EXERCISE TASK:
Select the lines of the records containing the word "现存问题" and list them.

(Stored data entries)
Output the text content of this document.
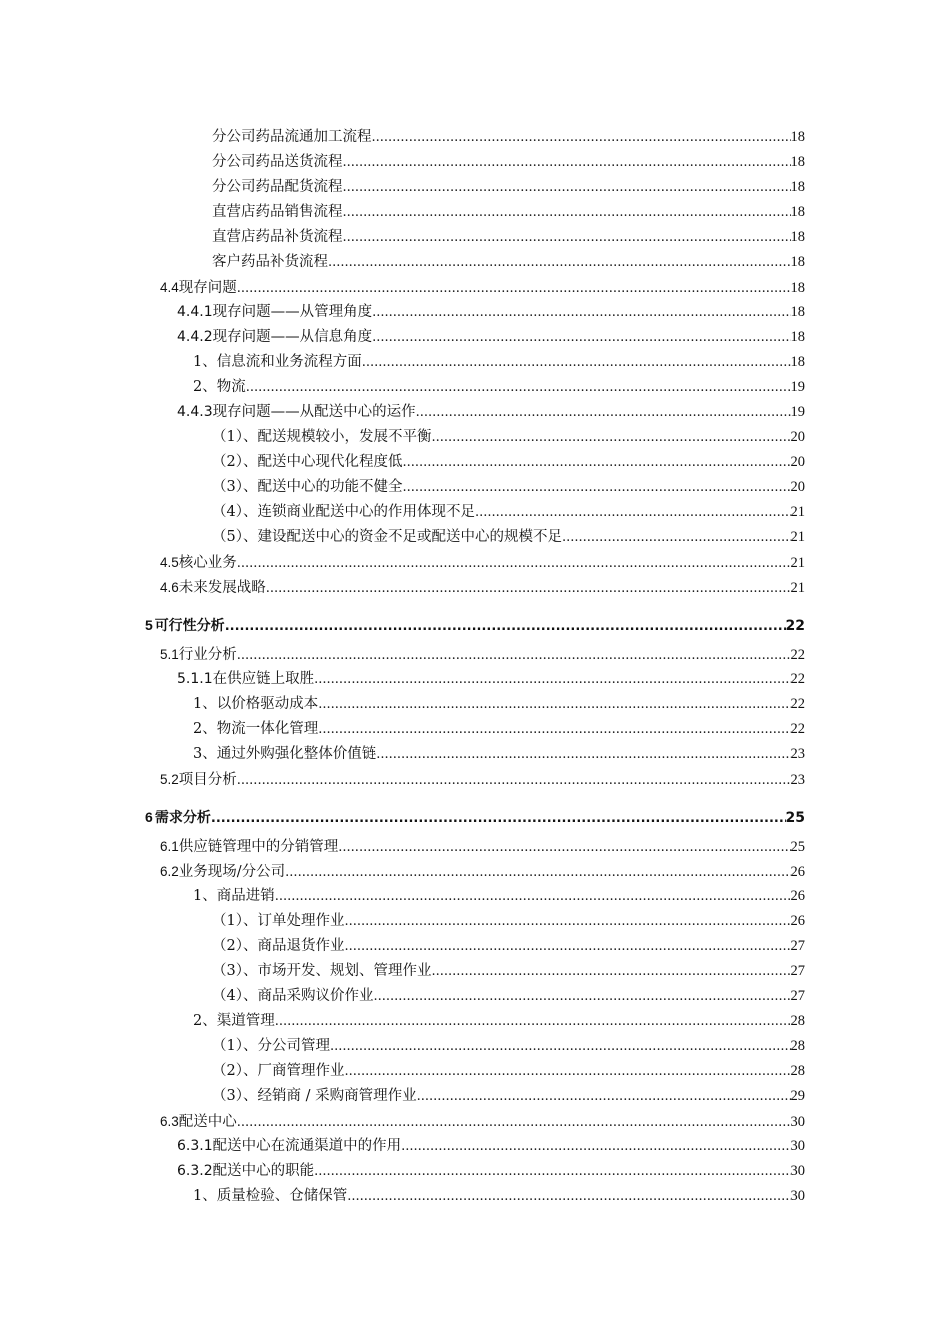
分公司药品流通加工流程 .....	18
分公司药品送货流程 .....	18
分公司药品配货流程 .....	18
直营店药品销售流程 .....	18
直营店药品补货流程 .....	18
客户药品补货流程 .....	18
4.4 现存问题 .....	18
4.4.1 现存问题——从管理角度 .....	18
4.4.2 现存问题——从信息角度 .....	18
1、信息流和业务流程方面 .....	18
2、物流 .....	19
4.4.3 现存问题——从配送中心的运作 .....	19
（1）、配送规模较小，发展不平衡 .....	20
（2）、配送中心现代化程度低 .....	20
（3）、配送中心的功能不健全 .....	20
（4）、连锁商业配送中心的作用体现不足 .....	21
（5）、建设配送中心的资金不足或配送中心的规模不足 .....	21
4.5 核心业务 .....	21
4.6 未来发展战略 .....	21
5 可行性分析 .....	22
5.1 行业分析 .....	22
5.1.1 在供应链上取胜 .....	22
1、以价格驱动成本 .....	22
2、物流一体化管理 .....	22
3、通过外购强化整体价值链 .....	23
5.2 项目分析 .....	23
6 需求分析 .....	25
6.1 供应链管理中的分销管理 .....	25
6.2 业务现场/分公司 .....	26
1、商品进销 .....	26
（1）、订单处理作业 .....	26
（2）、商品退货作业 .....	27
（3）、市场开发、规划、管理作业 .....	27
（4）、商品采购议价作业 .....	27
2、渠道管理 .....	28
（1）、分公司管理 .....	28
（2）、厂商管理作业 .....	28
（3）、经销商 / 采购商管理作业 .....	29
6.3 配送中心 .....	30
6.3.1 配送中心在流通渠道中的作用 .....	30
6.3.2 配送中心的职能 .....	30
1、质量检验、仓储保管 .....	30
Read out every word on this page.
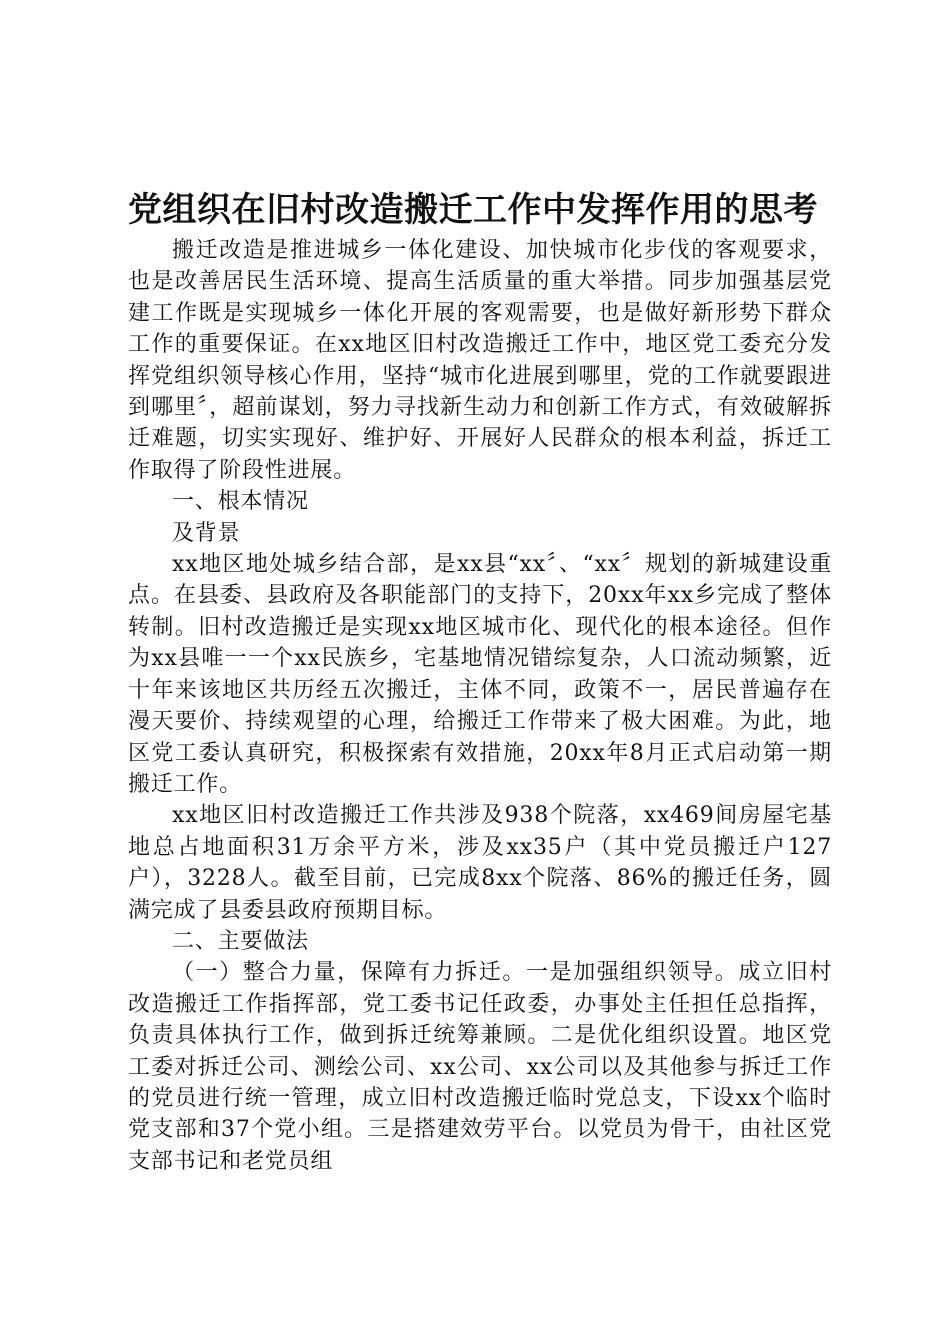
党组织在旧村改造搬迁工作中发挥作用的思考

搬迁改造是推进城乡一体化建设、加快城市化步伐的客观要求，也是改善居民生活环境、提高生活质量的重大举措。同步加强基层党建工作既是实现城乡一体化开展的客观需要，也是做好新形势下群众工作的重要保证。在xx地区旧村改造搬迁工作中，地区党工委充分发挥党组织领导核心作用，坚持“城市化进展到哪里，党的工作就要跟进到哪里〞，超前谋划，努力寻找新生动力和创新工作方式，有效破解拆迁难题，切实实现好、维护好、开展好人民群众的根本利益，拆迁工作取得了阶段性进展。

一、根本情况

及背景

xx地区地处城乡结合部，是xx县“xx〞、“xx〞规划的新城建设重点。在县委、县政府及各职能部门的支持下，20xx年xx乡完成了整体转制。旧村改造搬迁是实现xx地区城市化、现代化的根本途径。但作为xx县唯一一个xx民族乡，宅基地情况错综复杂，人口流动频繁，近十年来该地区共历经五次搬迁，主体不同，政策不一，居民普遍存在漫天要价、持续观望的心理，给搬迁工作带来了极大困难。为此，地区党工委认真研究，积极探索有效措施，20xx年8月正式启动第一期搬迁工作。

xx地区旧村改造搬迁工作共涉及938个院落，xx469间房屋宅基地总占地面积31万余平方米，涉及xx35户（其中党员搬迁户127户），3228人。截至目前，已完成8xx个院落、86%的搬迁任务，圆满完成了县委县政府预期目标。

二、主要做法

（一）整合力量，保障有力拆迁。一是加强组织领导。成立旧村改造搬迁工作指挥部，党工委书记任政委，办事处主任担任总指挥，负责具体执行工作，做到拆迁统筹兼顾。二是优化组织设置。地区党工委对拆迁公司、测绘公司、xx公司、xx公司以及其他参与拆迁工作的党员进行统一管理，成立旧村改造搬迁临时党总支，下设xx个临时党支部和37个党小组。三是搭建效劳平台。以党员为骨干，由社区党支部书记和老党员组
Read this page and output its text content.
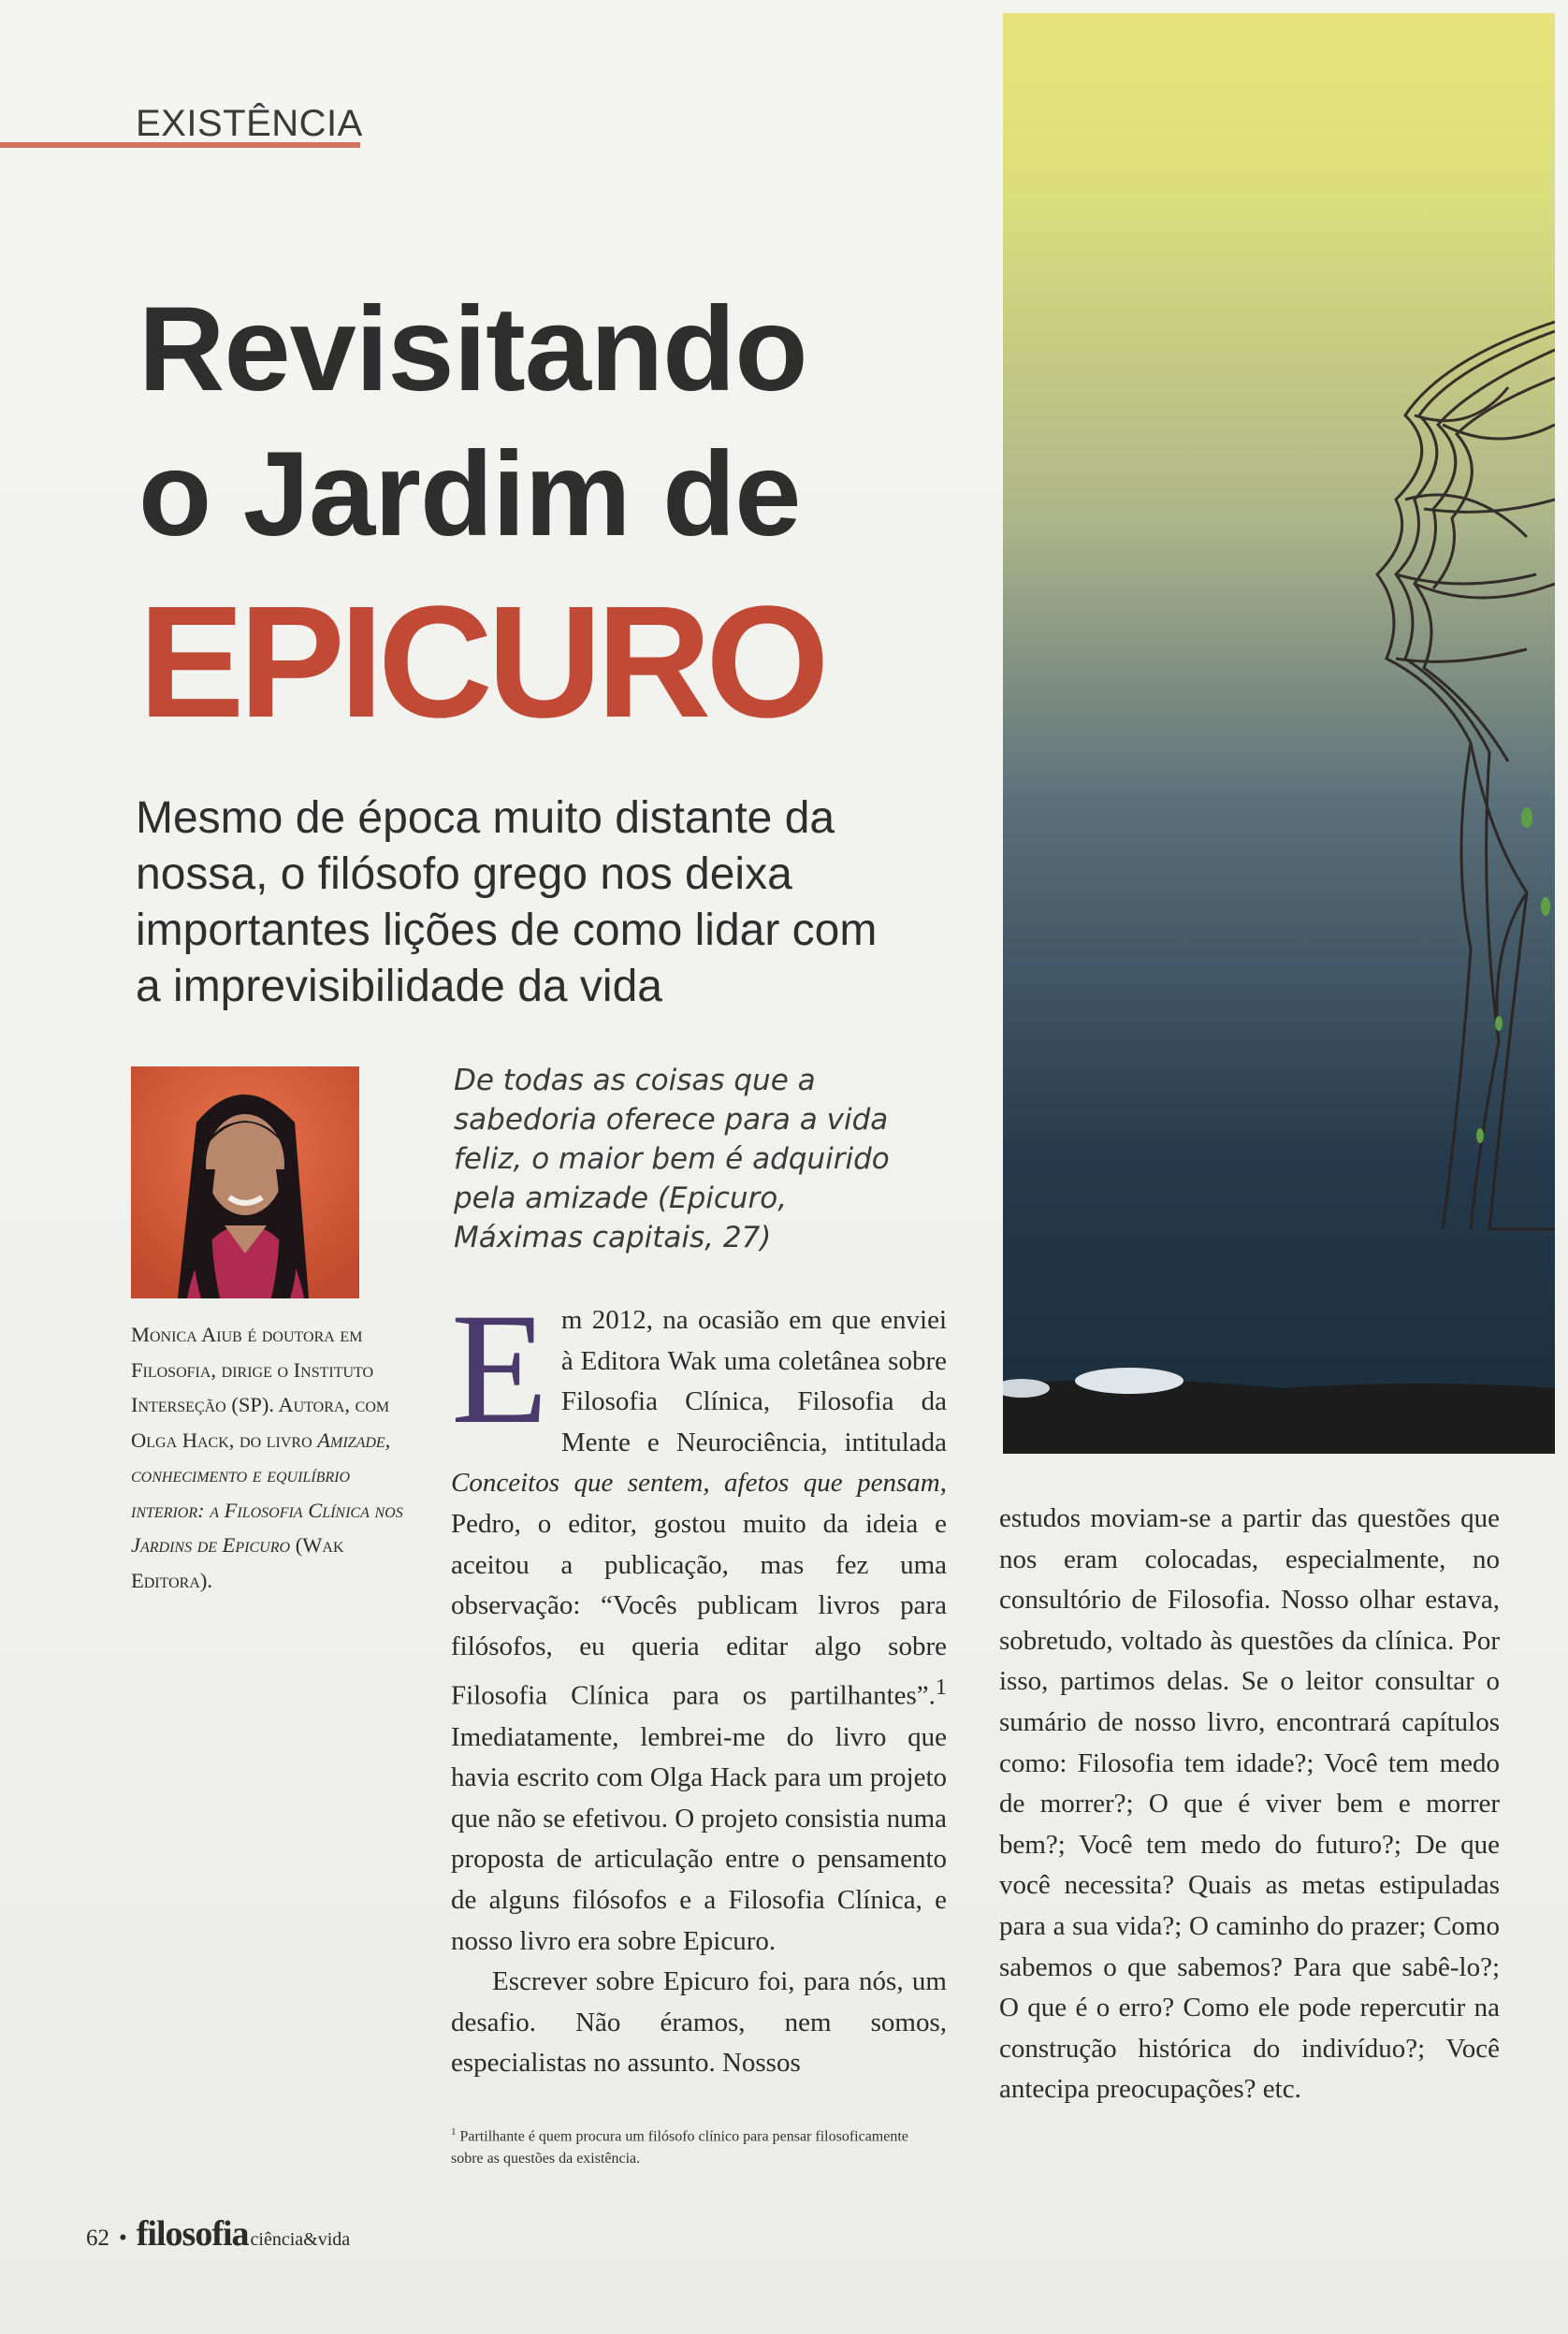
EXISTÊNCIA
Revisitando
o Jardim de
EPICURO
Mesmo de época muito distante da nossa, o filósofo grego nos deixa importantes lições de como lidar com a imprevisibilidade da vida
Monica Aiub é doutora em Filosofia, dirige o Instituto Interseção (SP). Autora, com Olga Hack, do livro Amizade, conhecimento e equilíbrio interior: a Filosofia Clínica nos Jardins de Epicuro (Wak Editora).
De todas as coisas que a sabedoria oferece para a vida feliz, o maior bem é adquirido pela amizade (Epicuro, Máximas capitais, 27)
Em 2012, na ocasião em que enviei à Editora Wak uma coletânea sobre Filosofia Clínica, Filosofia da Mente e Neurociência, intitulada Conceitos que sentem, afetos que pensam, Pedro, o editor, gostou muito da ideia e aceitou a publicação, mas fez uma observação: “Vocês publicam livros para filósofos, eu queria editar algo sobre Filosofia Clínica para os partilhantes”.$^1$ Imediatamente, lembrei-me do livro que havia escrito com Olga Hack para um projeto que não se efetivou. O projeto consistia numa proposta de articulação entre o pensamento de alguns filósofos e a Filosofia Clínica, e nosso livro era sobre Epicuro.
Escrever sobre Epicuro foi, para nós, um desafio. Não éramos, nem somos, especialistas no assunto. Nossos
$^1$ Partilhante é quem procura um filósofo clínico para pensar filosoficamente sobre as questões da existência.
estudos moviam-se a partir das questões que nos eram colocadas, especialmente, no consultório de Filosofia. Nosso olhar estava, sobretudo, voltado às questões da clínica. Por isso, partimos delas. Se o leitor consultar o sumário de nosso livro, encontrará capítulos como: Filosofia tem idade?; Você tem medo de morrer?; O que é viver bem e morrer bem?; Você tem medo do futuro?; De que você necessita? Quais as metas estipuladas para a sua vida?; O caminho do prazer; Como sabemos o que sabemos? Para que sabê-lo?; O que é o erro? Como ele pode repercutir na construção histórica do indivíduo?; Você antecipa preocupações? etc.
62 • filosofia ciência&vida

TASK ANSWER:
4.4 现存问题 .....	18
4.4.1 现存问题——从管理角度 .....	18
4.4.2 现存问题——从信息角度 .....	18
4.4.3 现存问题——从配送中心的运作 .....	19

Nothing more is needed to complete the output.